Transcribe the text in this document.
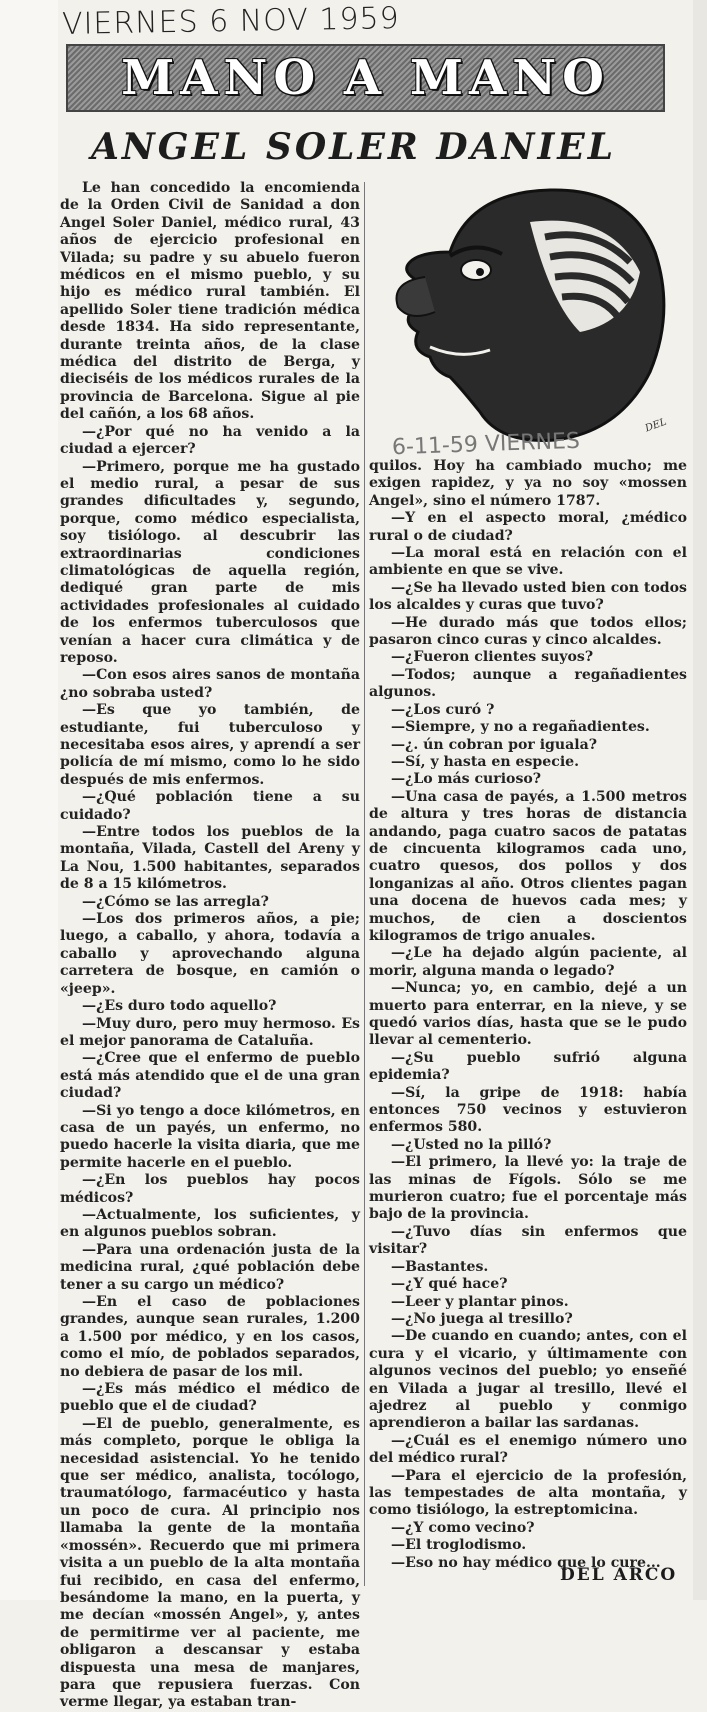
VIERNES 6 NOV 1959
MANO A MANO
ANGEL SOLER DANIEL
6-11-59 VIERNES
DEL

Le han concedido la encomienda de la Orden Civil de Sanidad a don Angel Soler Daniel, médico rural, 43 años de ejercicio profesional en Vilada; su padre y su abuelo fueron médicos en el mismo pueblo, y su hijo es médico rural también. El apellido Soler tiene tradición médica desde 1834. Ha sido representante, durante treinta años, de la clase médica del distrito de Berga, y dieciséis de los médicos rurales de la provincia de Barcelona. Sigue al pie del cañón, a los 68 años.

—¿Por qué no ha venido a la ciudad a ejercer?

—Primero, porque me ha gustado el medio rural, a pesar de sus grandes dificultades y, segundo, porque, como médico especialista, soy tisiólogo. al descubrir las extraordinarias condiciones climatológicas de aquella región, dediqué gran parte de mis actividades profesionales al cuidado de los enfermos tuberculosos que venían a hacer cura climática y de reposo.

—Con esos aires sanos de montaña ¿no sobraba usted?

—Es que yo también, de estudiante, fui tuberculoso y necesitaba esos aires, y aprendí a ser policía de mí mismo, como lo he sido después de mis enfermos.

—¿Qué población tiene a su cuidado?

—Entre todos los pueblos de la montaña, Vilada, Castell del Areny y La Nou, 1.500 habitantes, separados de 8 a 15 kilómetros.

—¿Cómo se las arregla?

—Los dos primeros años, a pie; luego, a caballo, y ahora, todavía a caballo y aprovechando alguna carretera de bosque, en camión o «jeep».

—¿Es duro todo aquello?

—Muy duro, pero muy hermoso. Es el mejor panorama de Cataluña.

—¿Cree que el enfermo de pueblo está más atendido que el de una gran ciudad?

—Si yo tengo a doce kilómetros, en casa de un payés, un enfermo, no puedo hacerle la visita diaria, que me permite hacerle en el pueblo.

—¿En los pueblos hay pocos médicos?

—Actualmente, los suficientes, y en algunos pueblos sobran.

—Para una ordenación justa de la medicina rural, ¿qué población debe tener a su cargo un médico?

—En el caso de poblaciones grandes, aunque sean rurales, 1.200 a 1.500 por médico, y en los casos, como el mío, de poblados separados, no debiera de pasar de los mil.

—¿Es más médico el médico de pueblo que el de ciudad?

—El de pueblo, generalmente, es más completo, porque le obliga la necesidad asistencial. Yo he tenido que ser médico, analista, tocólogo, traumatólogo, farmacéutico y hasta un poco de cura. Al principio nos llamaba la gente de la montaña «mossén». Recuerdo que mi primera visita a un pueblo de la alta montaña fui recibido, en casa del enfermo, besándome la mano, en la puerta, y me decían «mossén Angel», y, antes de permitirme ver al paciente, me obligaron a descansar y estaba dispuesta una mesa de manjares, para que repusiera fuerzas. Con verme llegar, ya estaban tran-

quilos. Hoy ha cambiado mucho; me exigen rapidez, y ya no soy «mossen Angel», sino el número 1787.

—Y en el aspecto moral, ¿médico rural o de ciudad?

—La moral está en relación con el ambiente en que se vive.

—¿Se ha llevado usted bien con todos los alcaldes y curas que tuvo?

—He durado más que todos ellos; pasaron cinco curas y cinco alcaldes.

—¿Fueron clientes suyos?

—Todos; aunque a regañadientes algunos.

—¿Los curó ?

—Siempre, y no a regañadientes.

—¿. ún cobran por iguala?

—Sí, y hasta en especie.

—¿Lo más curioso?

—Una casa de payés, a 1.500 metros de altura y tres horas de distancia andando, paga cuatro sacos de patatas de cincuenta kilogramos cada uno, cuatro quesos, dos pollos y dos longanizas al año. Otros clientes pagan una docena de huevos cada mes; y muchos, de cien a doscientos kilogramos de trigo anuales.

—¿Le ha dejado algún paciente, al morir, alguna manda o legado?

—Nunca; yo, en cambio, dejé a un muerto para enterrar, en la nieve, y se quedó varios días, hasta que se le pudo llevar al cementerio.

—¿Su pueblo sufrió alguna epidemia?

—Sí, la gripe de 1918: había entonces 750 vecinos y estuvieron enfermos 580.

—¿Usted no la pilló?

—El primero, la llevé yo: la traje de las minas de Fígols. Sólo se me murieron cuatro; fue el porcentaje más bajo de la provincia.

—¿Tuvo días sin enfermos que visitar?

—Bastantes.

—¿Y qué hace?

—Leer y plantar pinos.

—¿No juega al tresillo?

—De cuando en cuando; antes, con el cura y el vicario, y últimamente con algunos vecinos del pueblo; yo enseñé en Vilada a jugar al tresillo, llevé el ajedrez al pueblo y conmigo aprendieron a bailar las sardanas.

—¿Cuál es el enemigo número uno del médico rural?

—Para el ejercicio de la profesión, las tempestades de alta montaña, y como tisiólogo, la estreptomicina.

—¿Y como vecino?

—El troglodismo.

—Eso no hay médico que lo cure...

DEL ARCO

================================

» REQUIRED TASK: Leave out the pictures and copy everything else in the records word for word.

» RESPONSE TO THIS EXERCISE:
Transcribe the text in this document.
VIERNES 6 NOV 1959
MANO A MANO
ANGEL SOLER DANIEL
6-11-59 VIERNES
DEL

Le han concedido la encomienda de la Orden Civil de Sanidad a don Angel Soler Daniel, médico rural, 43 años de ejercicio profesional en Vilada; su padre y su abuelo fueron médicos en el mismo pueblo, y su hijo es médico rural también. El apellido Soler tiene tradición médica desde 1834. Ha sido representante, durante treinta años, de la clase médica del distrito de Berga, y dieciséis de los médicos rurales de la provincia de Barcelona. Sigue al pie del cañón, a los 68 años.

—¿Por qué no ha venido a la ciudad a ejercer?

—Primero, porque me ha gustado el medio rural, a pesar de sus grandes dificultades y, segundo, porque, como médico especialista, soy tisiólogo. al descubrir las extraordinarias condiciones climatológicas de aquella región, dediqué gran parte de mis actividades profesionales al cuidado de los enfermos tuberculosos que venían a hacer cura climática y de reposo.

—Con esos aires sanos de montaña ¿no sobraba usted?

—Es que yo también, de estudiante, fui tuberculoso y necesitaba esos aires, y aprendí a ser policía de mí mismo, como lo he sido después de mis enfermos.

—¿Qué población tiene a su cuidado?

—Entre todos los pueblos de la montaña, Vilada, Castell del Areny y La Nou, 1.500 habitantes, separados de 8 a 15 kilómetros.

—¿Cómo se las arregla?

—Los dos primeros años, a pie; luego, a caballo, y ahora, todavía a caballo y aprovechando alguna carretera de bosque, en camión o «jeep».

—¿Es duro todo aquello?

—Muy duro, pero muy hermoso. Es el mejor panorama de Cataluña.

—¿Cree que el enfermo de pueblo está más atendido que el de una gran ciudad?

—Si yo tengo a doce kilómetros, en casa de un payés, un enfermo, no puedo hacerle la visita diaria, que me permite hacerle en el pueblo.

—¿En los pueblos hay pocos médicos?

—Actualmente, los suficientes, y en algunos pueblos sobran.

—Para una ordenación justa de la medicina rural, ¿qué población debe tener a su cargo un médico?

—En el caso de poblaciones grandes, aunque sean rurales, 1.200 a 1.500 por médico, y en los casos, como el mío, de poblados separados, no debiera de pasar de los mil.

—¿Es más médico el médico de pueblo que el de ciudad?

—El de pueblo, generalmente, es más completo, porque le obliga la necesidad asistencial. Yo he tenido que ser médico, analista, tocólogo, traumatólogo, farmacéutico y hasta un poco de cura. Al principio nos llamaba la gente de la montaña «mossén». Recuerdo que mi primera visita a un pueblo de la alta montaña fui recibido, en casa del enfermo, besándome la mano, en la puerta, y me decían «mossén Angel», y, antes de permitirme ver al paciente, me obligaron a descansar y estaba dispuesta una mesa de manjares, para que repusiera fuerzas. Con verme llegar, ya estaban tran-

quilos. Hoy ha cambiado mucho; me exigen rapidez, y ya no soy «mossen Angel», sino el número 1787.

—Y en el aspecto moral, ¿médico rural o de ciudad?

—La moral está en relación con el ambiente en que se vive.

—¿Se ha llevado usted bien con todos los alcaldes y curas que tuvo?

—He durado más que todos ellos; pasaron cinco curas y cinco alcaldes.

—¿Fueron clientes suyos?

—Todos; aunque a regañadientes algunos.

—¿Los curó ?

—Siempre, y no a regañadientes.

—¿. ún cobran por iguala?

—Sí, y hasta en especie.

—¿Lo más curioso?

—Una casa de payés, a 1.500 metros de altura y tres horas de distancia andando, paga cuatro sacos de patatas de cincuenta kilogramos cada uno, cuatro quesos, dos pollos y dos longanizas al año. Otros clientes pagan una docena de huevos cada mes; y muchos, de cien a doscientos kilogramos de trigo anuales.

—¿Le ha dejado algún paciente, al morir, alguna manda o legado?

—Nunca; yo, en cambio, dejé a un muerto para enterrar, en la nieve, y se quedó varios días, hasta que se le pudo llevar al cementerio.

—¿Su pueblo sufrió alguna epidemia?

—Sí, la gripe de 1918: había entonces 750 vecinos y estuvieron enfermos 580.

—¿Usted no la pilló?

—El primero, la llevé yo: la traje de las minas de Fígols. Sólo se me murieron cuatro; fue el porcentaje más bajo de la provincia.

—¿Tuvo días sin enfermos que visitar?

—Bastantes.

—¿Y qué hace?

—Leer y plantar pinos.

—¿No juega al tresillo?

—De cuando en cuando; antes, con el cura y el vicario, y últimamente con algunos vecinos del pueblo; yo enseñé en Vilada a jugar al tresillo, llevé el ajedrez al pueblo y conmigo aprendieron a bailar las sardanas.

—¿Cuál es el enemigo número uno del médico rural?

—Para el ejercicio de la profesión, las tempestades de alta montaña, y como tisiólogo, la estreptomicina.

—¿Y como vecino?

—El troglodismo.

—Eso no hay médico que lo cure...

DEL ARCO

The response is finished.